### The task
Pictures stay out of the copy; restate everything else in the material exactly.

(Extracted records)
^^^^^^^^

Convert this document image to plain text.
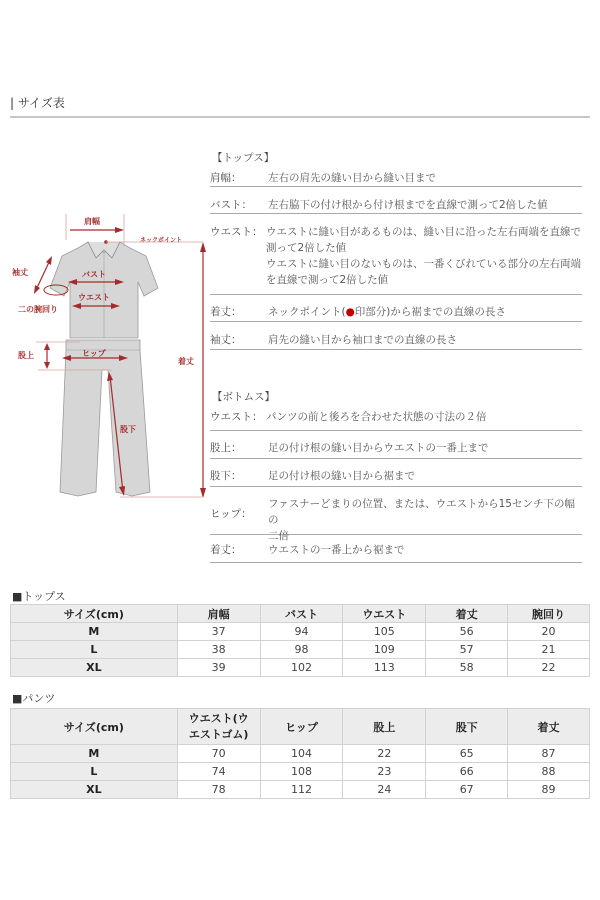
| サイズ表
肩幅
ネックポイント
袖丈	バスト
ウエスト
二の腕回り
ヒップ
股上
着丈
股下
【トップス】
肩幅：	左右の肩先の縫い目から縫い目まで
バスト： 左右脇下の付け根から付け根までを直線で測って2倍した値
ウエスト： ウエストに縫い目があるものは、縫い目に沿った左右両端を直線で
測って2倍した値
ウエストに縫い目のないものは、一番くびれている部分の左右両端
を直線で測って2倍した値
着丈：	ネックポイント(●印部分)から裾までの直線の長さ
袖丈：	肩先の縫い目から袖口までの直線の長さ
【ボトムス】
ウエスト： パンツの前と後ろを合わせた状態の寸法の２倍
股上：	足の付け根の縫い目からウエストの一番上まで
股下：	足の付け根の縫い目から裾まで
ヒップ：
ファスナーどまりの位置、または、ウエストから15センチ下の幅の
二倍
着丈：	ウエストの一番上から裾まで
■トップス
サイズ(cm)	肩幅	バスト	ウエスト	着丈	腕回り
M	37	94	105	56	20
L	38	98	109	57	21
XL	39	102	113	58	22
■パンツ
サイズ(cm)	ウエスト(ウエストゴム)	ヒップ	股上	股下	着丈
M	70	104	22	65	87
L	74	108	23	66	88
XL	78	112	24	67	89
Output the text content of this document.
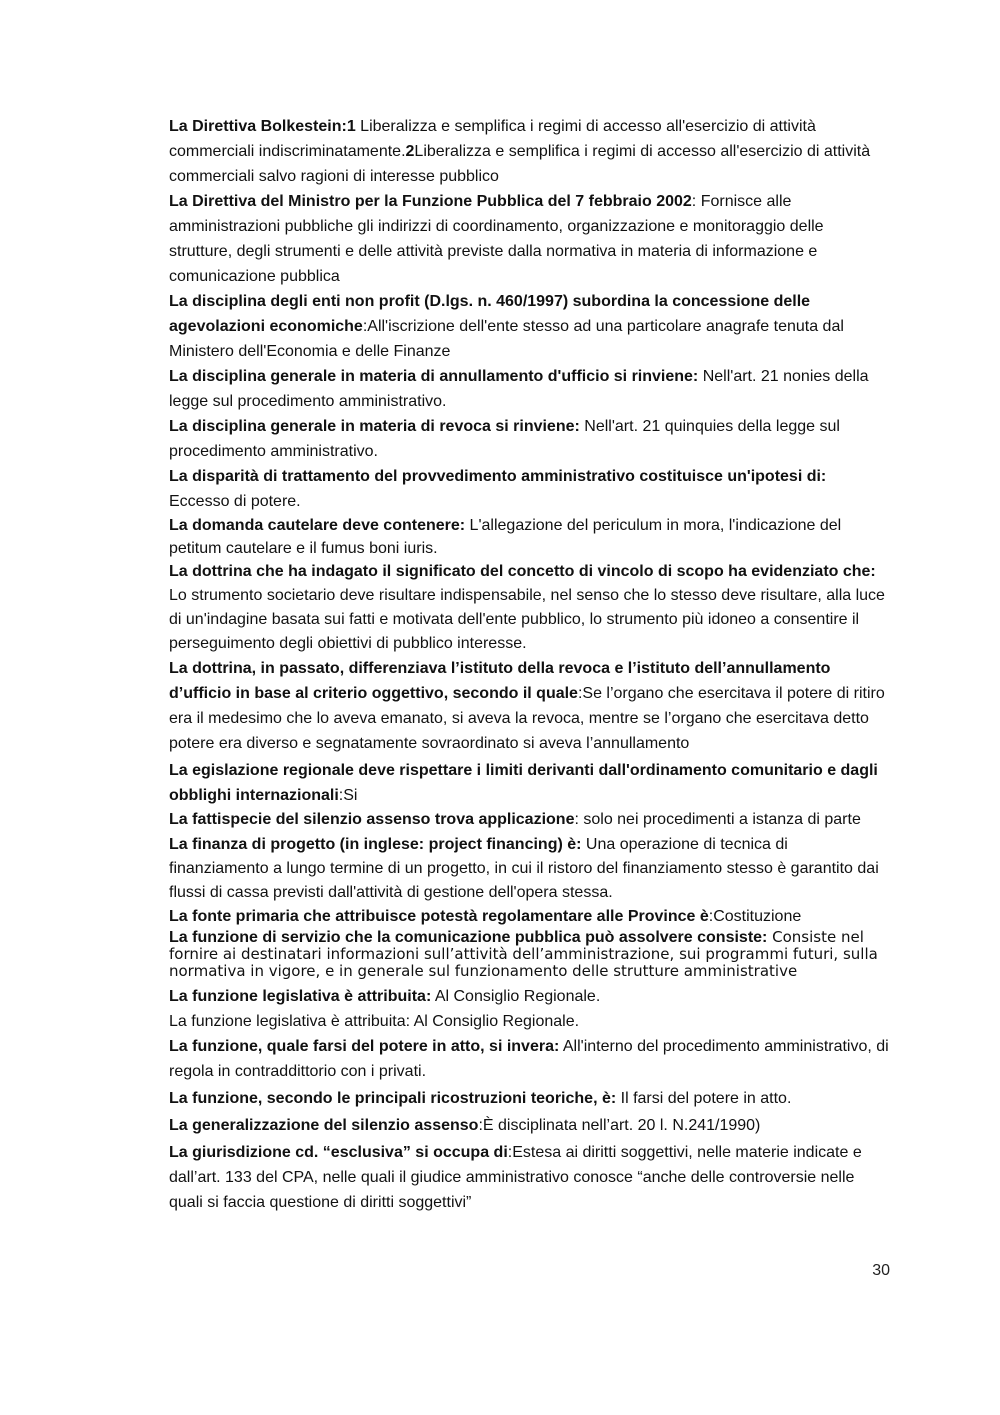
La Direttiva Bolkestein:1 Liberalizza e semplifica i regimi di accesso all'esercizio di attività commerciali indiscriminatamente.2Liberalizza e semplifica i regimi di accesso all'esercizio di attività commerciali salvo ragioni di interesse pubblico

La Direttiva del Ministro per la Funzione Pubblica del 7 febbraio 2002: Fornisce alle amministrazioni pubbliche gli indirizzi di coordinamento, organizzazione e monitoraggio delle strutture, degli strumenti e delle attività previste dalla normativa in materia di informazione e comunicazione pubblica

La disciplina degli enti non profit (D.lgs. n. 460/1997) subordina la concessione delle agevolazioni economiche:All'iscrizione dell'ente stesso ad una particolare anagrafe tenuta dal Ministero dell'Economia e delle Finanze

La disciplina generale in materia di annullamento d'ufficio si rinviene: Nell'art. 21 nonies della legge sul procedimento amministrativo.

La disciplina generale in materia di revoca si rinviene: Nell'art. 21 quinquies della legge sul procedimento amministrativo.

La disparità di trattamento del provvedimento amministrativo costituisce un'ipotesi di: Eccesso di potere.

La domanda cautelare deve contenere: L'allegazione del periculum in mora, l'indicazione del petitum cautelare e il fumus boni iuris.

La dottrina che ha indagato il significato del concetto di vincolo di scopo ha evidenziato che: Lo strumento societario deve risultare indispensabile, nel senso che lo stesso deve risultare, alla luce di un'indagine basata sui fatti e motivata dell'ente pubblico, lo strumento più idoneo a consentire il perseguimento degli obiettivi di pubblico interesse.

La dottrina, in passato, differenziava l’istituto della revoca e l’istituto dell’annullamento d’ufficio in base al criterio oggettivo, secondo il quale:Se l’organo che esercitava il potere di ritiro era il medesimo che lo aveva emanato, si aveva la revoca, mentre se l’organo che esercitava detto potere era diverso e segnatamente sovraordinato si aveva l’annullamento

La egislazione regionale deve rispettare i limiti derivanti dall'ordinamento comunitario e dagli obblighi internazionali:Si

La fattispecie del silenzio assenso trova applicazione: solo nei procedimenti a istanza di parte

La finanza di progetto (in inglese: project financing) è: Una operazione di tecnica di finanziamento a lungo termine di un progetto, in cui il ristoro del finanziamento stesso è garantito dai flussi di cassa previsti dall'attività di gestione dell'opera stessa.

La fonte primaria che attribuisce potestà regolamentare alle Province è:Costituzione

La funzione di servizio che la comunicazione pubblica può assolvere consiste: Consiste nel fornire ai destinatari informazioni sull’attività dell’amministrazione, sui programmi futuri, sulla normativa in vigore, e in generale sul funzionamento delle strutture amministrative

La funzione legislativa è attribuita: Al Consiglio Regionale.

La funzione legislativa è attribuita: Al Consiglio Regionale.

La funzione, quale farsi del potere in atto, si invera: All'interno del procedimento amministrativo, di regola in contraddittorio con i privati.

La funzione, secondo le principali ricostruzioni teoriche, è: Il farsi del potere in atto.

La generalizzazione del silenzio assenso:È disciplinata nell’art. 20 l. N.241/1990)

La giurisdizione cd. “esclusiva” si occupa di:Estesa ai diritti soggettivi, nelle materie indicate e dall’art. 133 del CPA, nelle quali il giudice amministrativo conosce “anche delle controversie nelle quali si faccia questione di diritti soggettivi”

30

^^^^^^^^

### Result for this exercise
Convert this document image to plain text.
| サイズ表
肩幅
ネックポイント
袖丈	バスト
ウエスト
二の腕回り
ヒップ
股上
着丈
股下
【トップス】
肩幅：	左右の肩先の縫い目から縫い目まで
バスト： 左右脇下の付け根から付け根までを直線で測って2倍した値
ウエスト： ウエストに縫い目があるものは、縫い目に沿った左右両端を直線で
測って2倍した値
ウエストに縫い目のないものは、一番くびれている部分の左右両端
を直線で測って2倍した値
着丈：	ネックポイント(●印部分)から裾までの直線の長さ
袖丈：	肩先の縫い目から袖口までの直線の長さ
【ボトムス】
ウエスト： パンツの前と後ろを合わせた状態の寸法の２倍
股上：	足の付け根の縫い目からウエストの一番上まで
股下：	足の付け根の縫い目から裾まで
ヒップ：
ファスナーどまりの位置、または、ウエストから15センチ下の幅の
二倍
着丈：	ウエストの一番上から裾まで
■トップス
サイズ(cm)	肩幅	バスト	ウエスト	着丈	腕回り
M	37	94	105	56	20
L	38	98	109	57	21
XL	39	102	113	58	22
■パンツ
サイズ(cm)	ウエスト(ウエストゴム)	ヒップ	股上	股下	着丈
M	70	104	22	65	87
L	74	108	23	66	88
XL	78	112	24	67	89
Output the text content of this document.
La Direttiva Bolkestein:1 Liberalizza e semplifica i regimi di accesso all'esercizio di attività commerciali indiscriminatamente.2Liberalizza e semplifica i regimi di accesso all'esercizio di attività commerciali salvo ragioni di interesse pubblico

La Direttiva del Ministro per la Funzione Pubblica del 7 febbraio 2002: Fornisce alle amministrazioni pubbliche gli indirizzi di coordinamento, organizzazione e monitoraggio delle strutture, degli strumenti e delle attività previste dalla normativa in materia di informazione e comunicazione pubblica

La disciplina degli enti non profit (D.lgs. n. 460/1997) subordina la concessione delle agevolazioni economiche:All'iscrizione dell'ente stesso ad una particolare anagrafe tenuta dal Ministero dell'Economia e delle Finanze

La disciplina generale in materia di annullamento d'ufficio si rinviene: Nell'art. 21 nonies della legge sul procedimento amministrativo.

La disciplina generale in materia di revoca si rinviene: Nell'art. 21 quinquies della legge sul procedimento amministrativo.

La disparità di trattamento del provvedimento amministrativo costituisce un'ipotesi di: Eccesso di potere.

La domanda cautelare deve contenere: L'allegazione del periculum in mora, l'indicazione del petitum cautelare e il fumus boni iuris.

La dottrina che ha indagato il significato del concetto di vincolo di scopo ha evidenziato che: Lo strumento societario deve risultare indispensabile, nel senso che lo stesso deve risultare, alla luce di un'indagine basata sui fatti e motivata dell'ente pubblico, lo strumento più idoneo a consentire il perseguimento degli obiettivi di pubblico interesse.

La dottrina, in passato, differenziava l’istituto della revoca e l’istituto dell’annullamento d’ufficio in base al criterio oggettivo, secondo il quale:Se l’organo che esercitava il potere di ritiro era il medesimo che lo aveva emanato, si aveva la revoca, mentre se l’organo che esercitava detto potere era diverso e segnatamente sovraordinato si aveva l’annullamento

La egislazione regionale deve rispettare i limiti derivanti dall'ordinamento comunitario e dagli obblighi internazionali:Si

La fattispecie del silenzio assenso trova applicazione: solo nei procedimenti a istanza di parte

La finanza di progetto (in inglese: project financing) è: Una operazione di tecnica di finanziamento a lungo termine di un progetto, in cui il ristoro del finanziamento stesso è garantito dai flussi di cassa previsti dall'attività di gestione dell'opera stessa.

La fonte primaria che attribuisce potestà regolamentare alle Province è:Costituzione

La funzione di servizio che la comunicazione pubblica può assolvere consiste: Consiste nel fornire ai destinatari informazioni sull’attività dell’amministrazione, sui programmi futuri, sulla normativa in vigore, e in generale sul funzionamento delle strutture amministrative

La funzione legislativa è attribuita: Al Consiglio Regionale.

La funzione legislativa è attribuita: Al Consiglio Regionale.

La funzione, quale farsi del potere in atto, si invera: All'interno del procedimento amministrativo, di regola in contraddittorio con i privati.

La funzione, secondo le principali ricostruzioni teoriche, è: Il farsi del potere in atto.

La generalizzazione del silenzio assenso:È disciplinata nell’art. 20 l. N.241/1990)

La giurisdizione cd. “esclusiva” si occupa di:Estesa ai diritti soggettivi, nelle materie indicate e dall’art. 133 del CPA, nelle quali il giudice amministrativo conosce “anche delle controversie nelle quali si faccia questione di diritti soggettivi”

30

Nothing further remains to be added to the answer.